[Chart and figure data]
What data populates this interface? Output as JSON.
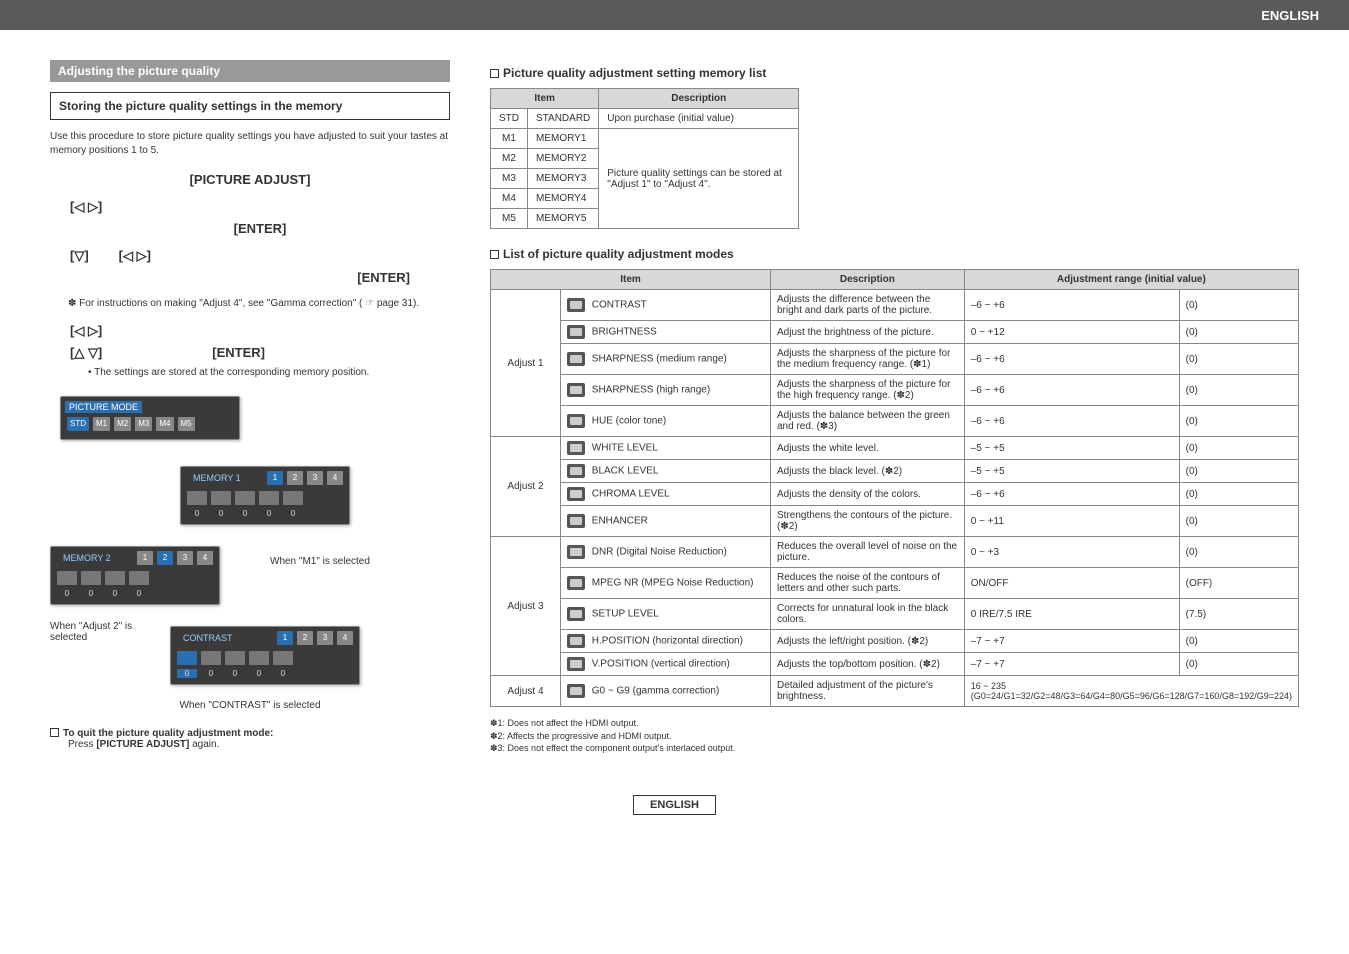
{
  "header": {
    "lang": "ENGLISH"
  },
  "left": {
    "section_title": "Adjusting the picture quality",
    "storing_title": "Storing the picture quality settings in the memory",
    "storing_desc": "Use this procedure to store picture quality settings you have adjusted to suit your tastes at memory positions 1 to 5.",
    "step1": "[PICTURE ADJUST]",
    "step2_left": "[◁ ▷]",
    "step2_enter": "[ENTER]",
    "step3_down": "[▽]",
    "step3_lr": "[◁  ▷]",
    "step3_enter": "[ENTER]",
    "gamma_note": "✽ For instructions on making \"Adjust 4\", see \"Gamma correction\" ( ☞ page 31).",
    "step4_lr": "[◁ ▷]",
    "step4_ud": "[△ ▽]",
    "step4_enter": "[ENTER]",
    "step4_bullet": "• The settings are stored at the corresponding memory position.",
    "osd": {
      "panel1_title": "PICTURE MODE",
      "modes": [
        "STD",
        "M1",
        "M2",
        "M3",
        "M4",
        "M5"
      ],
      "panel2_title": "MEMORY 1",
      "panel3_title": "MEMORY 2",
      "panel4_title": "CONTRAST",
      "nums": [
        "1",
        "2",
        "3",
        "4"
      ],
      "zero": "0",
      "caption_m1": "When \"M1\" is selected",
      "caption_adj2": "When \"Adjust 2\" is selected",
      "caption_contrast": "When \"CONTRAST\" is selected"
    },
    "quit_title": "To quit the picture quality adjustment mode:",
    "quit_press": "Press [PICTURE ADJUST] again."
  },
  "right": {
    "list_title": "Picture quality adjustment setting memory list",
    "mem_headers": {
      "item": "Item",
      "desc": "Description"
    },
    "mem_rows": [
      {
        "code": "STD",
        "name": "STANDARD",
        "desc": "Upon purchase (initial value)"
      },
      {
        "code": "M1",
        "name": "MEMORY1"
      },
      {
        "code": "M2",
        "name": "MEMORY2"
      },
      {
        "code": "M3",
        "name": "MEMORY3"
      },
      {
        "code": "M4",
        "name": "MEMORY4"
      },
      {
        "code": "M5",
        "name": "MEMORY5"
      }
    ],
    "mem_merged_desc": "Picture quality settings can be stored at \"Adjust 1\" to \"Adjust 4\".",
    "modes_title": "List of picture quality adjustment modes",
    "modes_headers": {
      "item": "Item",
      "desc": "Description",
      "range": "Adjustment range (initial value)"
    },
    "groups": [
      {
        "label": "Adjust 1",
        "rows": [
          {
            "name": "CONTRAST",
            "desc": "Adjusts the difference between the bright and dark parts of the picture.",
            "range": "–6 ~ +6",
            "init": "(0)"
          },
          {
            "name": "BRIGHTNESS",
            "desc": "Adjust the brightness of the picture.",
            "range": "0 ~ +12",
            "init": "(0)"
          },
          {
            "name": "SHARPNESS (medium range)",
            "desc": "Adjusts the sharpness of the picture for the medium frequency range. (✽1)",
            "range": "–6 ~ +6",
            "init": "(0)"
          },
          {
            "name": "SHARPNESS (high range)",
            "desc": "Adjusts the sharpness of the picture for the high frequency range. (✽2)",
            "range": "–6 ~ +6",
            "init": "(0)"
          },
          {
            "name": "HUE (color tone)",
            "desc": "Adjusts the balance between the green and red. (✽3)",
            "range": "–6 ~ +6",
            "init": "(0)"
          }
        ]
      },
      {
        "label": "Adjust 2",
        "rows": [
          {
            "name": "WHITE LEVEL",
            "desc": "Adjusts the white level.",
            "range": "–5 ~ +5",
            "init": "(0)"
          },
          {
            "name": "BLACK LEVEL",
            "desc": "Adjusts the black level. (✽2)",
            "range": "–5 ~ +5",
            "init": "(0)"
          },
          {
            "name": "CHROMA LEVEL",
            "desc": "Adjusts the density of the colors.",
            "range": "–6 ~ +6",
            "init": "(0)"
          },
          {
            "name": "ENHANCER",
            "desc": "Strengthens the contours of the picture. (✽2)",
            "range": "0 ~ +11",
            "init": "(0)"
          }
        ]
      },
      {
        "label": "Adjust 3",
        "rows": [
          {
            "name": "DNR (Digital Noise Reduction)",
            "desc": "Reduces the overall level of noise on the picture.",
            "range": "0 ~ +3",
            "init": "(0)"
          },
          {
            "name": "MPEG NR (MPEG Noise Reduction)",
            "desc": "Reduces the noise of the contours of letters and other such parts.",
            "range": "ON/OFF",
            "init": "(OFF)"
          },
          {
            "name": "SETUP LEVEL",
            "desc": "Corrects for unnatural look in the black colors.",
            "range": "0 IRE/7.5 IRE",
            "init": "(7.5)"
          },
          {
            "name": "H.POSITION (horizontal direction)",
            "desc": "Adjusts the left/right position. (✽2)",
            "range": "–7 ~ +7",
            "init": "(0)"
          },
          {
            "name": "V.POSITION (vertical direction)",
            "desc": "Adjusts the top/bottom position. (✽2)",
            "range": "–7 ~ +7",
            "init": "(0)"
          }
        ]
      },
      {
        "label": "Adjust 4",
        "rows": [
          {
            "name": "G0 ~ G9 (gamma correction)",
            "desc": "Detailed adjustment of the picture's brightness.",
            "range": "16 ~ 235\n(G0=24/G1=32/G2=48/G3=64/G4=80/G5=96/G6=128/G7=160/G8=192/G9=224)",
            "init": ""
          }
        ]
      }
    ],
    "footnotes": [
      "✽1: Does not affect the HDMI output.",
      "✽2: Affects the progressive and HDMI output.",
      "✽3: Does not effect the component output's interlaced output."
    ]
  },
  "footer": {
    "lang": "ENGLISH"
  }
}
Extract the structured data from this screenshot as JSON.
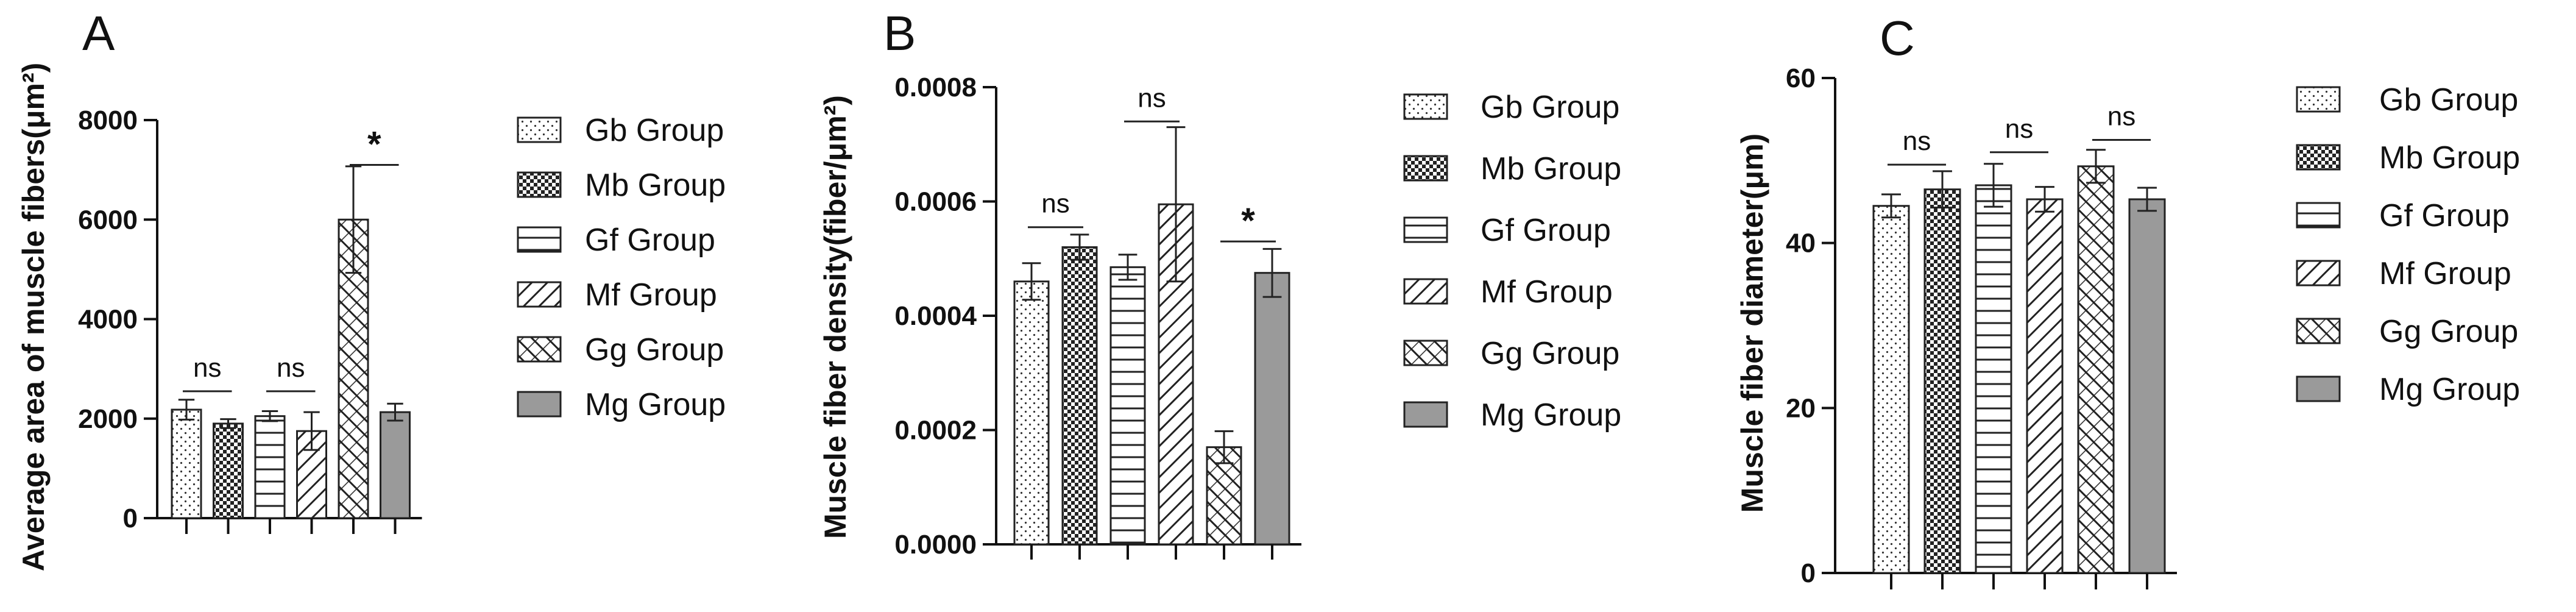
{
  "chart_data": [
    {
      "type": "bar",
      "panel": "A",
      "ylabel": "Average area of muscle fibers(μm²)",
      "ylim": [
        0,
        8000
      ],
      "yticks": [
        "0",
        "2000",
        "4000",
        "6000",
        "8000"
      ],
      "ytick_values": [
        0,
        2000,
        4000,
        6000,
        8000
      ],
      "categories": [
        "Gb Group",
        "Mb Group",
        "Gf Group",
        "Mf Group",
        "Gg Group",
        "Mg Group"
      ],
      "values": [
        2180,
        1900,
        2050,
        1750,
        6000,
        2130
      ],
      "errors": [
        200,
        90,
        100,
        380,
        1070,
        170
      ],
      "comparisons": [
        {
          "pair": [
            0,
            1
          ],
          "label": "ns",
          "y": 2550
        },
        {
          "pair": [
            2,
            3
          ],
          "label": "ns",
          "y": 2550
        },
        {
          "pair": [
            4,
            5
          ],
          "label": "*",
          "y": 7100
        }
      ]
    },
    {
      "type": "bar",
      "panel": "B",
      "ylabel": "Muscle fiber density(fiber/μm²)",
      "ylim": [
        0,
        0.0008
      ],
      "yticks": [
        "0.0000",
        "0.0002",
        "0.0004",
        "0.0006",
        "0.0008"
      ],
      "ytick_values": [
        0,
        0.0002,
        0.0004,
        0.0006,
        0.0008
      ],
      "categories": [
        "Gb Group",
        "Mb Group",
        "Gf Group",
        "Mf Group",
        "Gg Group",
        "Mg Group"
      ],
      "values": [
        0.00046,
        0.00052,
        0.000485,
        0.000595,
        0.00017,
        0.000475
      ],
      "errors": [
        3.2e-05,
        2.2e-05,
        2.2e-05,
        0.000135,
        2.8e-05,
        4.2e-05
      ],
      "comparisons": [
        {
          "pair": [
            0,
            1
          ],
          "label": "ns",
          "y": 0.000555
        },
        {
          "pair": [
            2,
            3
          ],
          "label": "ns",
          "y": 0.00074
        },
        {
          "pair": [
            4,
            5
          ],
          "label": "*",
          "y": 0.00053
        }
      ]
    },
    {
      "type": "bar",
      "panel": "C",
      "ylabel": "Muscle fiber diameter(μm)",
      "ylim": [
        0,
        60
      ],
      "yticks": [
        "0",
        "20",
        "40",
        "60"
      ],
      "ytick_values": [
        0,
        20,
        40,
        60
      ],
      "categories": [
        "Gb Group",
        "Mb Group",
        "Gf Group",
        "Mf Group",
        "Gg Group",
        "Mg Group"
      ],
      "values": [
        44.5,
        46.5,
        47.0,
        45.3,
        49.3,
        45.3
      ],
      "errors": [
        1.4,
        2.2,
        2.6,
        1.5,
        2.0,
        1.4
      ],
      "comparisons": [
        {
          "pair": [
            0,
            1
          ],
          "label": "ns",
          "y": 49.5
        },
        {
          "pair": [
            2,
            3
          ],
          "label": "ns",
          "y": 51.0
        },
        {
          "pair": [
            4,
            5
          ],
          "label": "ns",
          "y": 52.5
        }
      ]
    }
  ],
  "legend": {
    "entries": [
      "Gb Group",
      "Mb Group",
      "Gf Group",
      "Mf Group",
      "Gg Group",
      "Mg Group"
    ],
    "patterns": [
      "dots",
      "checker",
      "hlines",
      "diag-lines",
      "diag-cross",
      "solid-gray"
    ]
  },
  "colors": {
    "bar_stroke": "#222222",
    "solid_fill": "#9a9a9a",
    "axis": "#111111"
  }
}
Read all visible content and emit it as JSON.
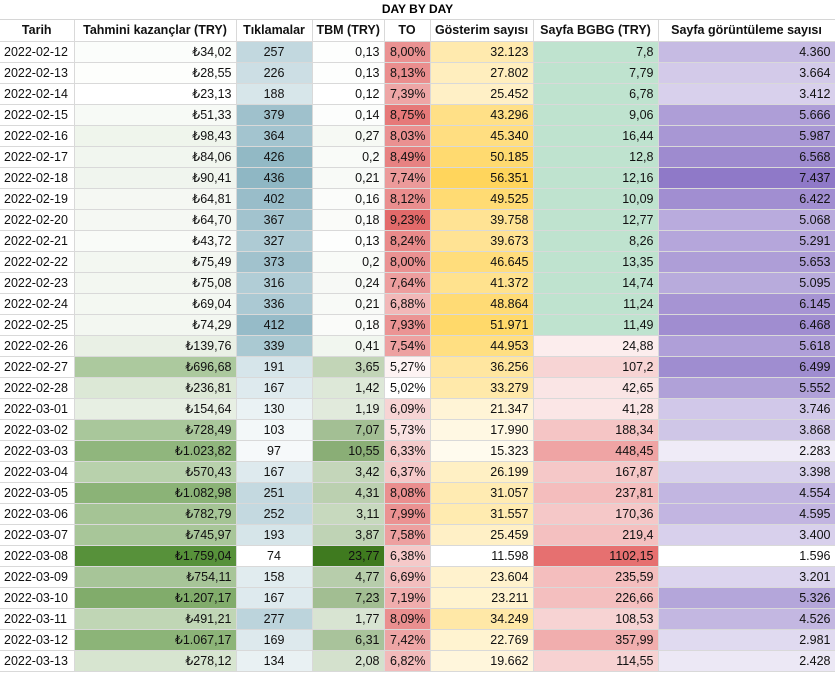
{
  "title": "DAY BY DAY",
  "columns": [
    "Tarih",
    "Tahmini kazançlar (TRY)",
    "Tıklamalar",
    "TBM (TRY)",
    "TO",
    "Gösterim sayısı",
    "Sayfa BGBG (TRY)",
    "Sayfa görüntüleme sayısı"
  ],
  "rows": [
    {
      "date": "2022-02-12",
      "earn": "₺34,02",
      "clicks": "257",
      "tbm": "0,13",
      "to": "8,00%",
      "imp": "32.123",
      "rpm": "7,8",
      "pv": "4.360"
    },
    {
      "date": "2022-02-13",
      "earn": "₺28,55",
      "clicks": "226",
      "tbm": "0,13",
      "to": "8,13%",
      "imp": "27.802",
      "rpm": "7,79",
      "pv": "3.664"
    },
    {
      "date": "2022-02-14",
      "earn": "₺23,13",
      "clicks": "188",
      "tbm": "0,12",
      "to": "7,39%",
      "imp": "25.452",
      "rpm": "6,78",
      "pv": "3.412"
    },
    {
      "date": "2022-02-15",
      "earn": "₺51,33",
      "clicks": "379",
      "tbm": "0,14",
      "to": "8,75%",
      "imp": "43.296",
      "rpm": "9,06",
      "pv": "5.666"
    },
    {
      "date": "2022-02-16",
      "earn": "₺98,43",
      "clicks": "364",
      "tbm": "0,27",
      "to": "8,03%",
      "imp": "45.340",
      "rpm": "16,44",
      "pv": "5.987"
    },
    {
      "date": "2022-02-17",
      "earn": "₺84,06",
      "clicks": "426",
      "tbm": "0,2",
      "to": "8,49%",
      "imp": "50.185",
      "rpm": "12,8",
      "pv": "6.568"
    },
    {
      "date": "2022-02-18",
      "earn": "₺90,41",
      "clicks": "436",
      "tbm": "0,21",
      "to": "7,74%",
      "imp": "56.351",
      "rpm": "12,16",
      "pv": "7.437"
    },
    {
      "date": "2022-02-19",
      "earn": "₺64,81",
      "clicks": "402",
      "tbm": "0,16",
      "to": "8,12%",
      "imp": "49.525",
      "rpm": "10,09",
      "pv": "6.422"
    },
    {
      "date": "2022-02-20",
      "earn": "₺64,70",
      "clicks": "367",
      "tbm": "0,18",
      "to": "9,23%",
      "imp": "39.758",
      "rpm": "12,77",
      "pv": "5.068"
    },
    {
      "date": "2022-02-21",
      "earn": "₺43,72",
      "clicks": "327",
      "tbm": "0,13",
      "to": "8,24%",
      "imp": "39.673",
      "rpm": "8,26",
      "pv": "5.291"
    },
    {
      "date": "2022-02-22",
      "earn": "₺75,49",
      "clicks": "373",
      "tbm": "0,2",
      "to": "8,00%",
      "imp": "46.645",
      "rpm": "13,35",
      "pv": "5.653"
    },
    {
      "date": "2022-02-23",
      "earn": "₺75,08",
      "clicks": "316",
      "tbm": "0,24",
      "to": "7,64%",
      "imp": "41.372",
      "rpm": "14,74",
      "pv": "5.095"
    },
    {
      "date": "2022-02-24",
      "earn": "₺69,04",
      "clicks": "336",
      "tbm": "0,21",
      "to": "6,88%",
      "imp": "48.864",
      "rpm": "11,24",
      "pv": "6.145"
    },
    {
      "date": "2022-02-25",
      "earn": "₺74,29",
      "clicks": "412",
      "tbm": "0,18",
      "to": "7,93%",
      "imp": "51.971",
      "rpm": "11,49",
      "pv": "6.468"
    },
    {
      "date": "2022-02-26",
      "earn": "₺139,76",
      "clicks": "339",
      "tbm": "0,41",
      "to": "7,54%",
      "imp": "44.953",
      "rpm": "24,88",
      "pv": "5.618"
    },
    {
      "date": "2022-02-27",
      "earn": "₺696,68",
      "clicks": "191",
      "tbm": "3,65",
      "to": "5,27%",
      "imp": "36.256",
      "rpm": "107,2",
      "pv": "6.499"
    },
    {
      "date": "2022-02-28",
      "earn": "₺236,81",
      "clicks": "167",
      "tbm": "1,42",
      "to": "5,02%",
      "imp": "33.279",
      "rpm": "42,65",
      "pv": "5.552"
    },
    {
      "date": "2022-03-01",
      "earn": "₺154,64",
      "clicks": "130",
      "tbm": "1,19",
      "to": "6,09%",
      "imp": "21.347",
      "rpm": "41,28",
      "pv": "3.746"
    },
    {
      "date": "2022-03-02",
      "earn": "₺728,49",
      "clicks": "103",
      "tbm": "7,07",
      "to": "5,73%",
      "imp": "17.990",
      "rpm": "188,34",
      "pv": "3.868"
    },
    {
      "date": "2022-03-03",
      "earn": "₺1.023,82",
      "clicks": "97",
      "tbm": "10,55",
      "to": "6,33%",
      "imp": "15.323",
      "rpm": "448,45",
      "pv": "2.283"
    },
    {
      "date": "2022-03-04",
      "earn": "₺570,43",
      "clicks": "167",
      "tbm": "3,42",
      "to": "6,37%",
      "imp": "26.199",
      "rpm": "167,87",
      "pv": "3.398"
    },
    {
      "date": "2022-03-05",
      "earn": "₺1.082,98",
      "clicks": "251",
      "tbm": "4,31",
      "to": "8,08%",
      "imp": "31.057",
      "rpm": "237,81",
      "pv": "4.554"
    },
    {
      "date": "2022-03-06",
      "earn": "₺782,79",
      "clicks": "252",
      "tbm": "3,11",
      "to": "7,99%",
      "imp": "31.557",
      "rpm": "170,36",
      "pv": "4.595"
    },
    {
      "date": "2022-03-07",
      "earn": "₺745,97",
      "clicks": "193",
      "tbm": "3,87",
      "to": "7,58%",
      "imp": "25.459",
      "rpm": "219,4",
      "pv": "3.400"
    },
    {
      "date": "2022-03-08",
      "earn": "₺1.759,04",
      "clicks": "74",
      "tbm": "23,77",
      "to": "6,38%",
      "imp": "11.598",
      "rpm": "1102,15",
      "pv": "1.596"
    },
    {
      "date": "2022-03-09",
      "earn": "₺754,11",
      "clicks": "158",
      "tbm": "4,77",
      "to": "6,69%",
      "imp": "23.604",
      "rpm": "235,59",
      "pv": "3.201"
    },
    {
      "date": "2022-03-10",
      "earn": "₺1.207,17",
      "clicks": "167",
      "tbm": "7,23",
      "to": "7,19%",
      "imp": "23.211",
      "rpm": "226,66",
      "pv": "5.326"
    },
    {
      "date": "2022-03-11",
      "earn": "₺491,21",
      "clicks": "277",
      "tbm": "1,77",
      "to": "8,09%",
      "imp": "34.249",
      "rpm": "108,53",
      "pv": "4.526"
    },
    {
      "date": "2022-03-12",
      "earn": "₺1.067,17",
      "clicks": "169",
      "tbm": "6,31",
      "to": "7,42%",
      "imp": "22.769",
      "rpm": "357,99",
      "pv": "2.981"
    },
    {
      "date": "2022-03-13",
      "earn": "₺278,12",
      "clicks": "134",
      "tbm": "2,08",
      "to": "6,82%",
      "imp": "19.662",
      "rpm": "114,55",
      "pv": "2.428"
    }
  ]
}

### Task requirements
Report how many lines in the listing above include the word "code". Give nothing but the number.

### Expected answer
6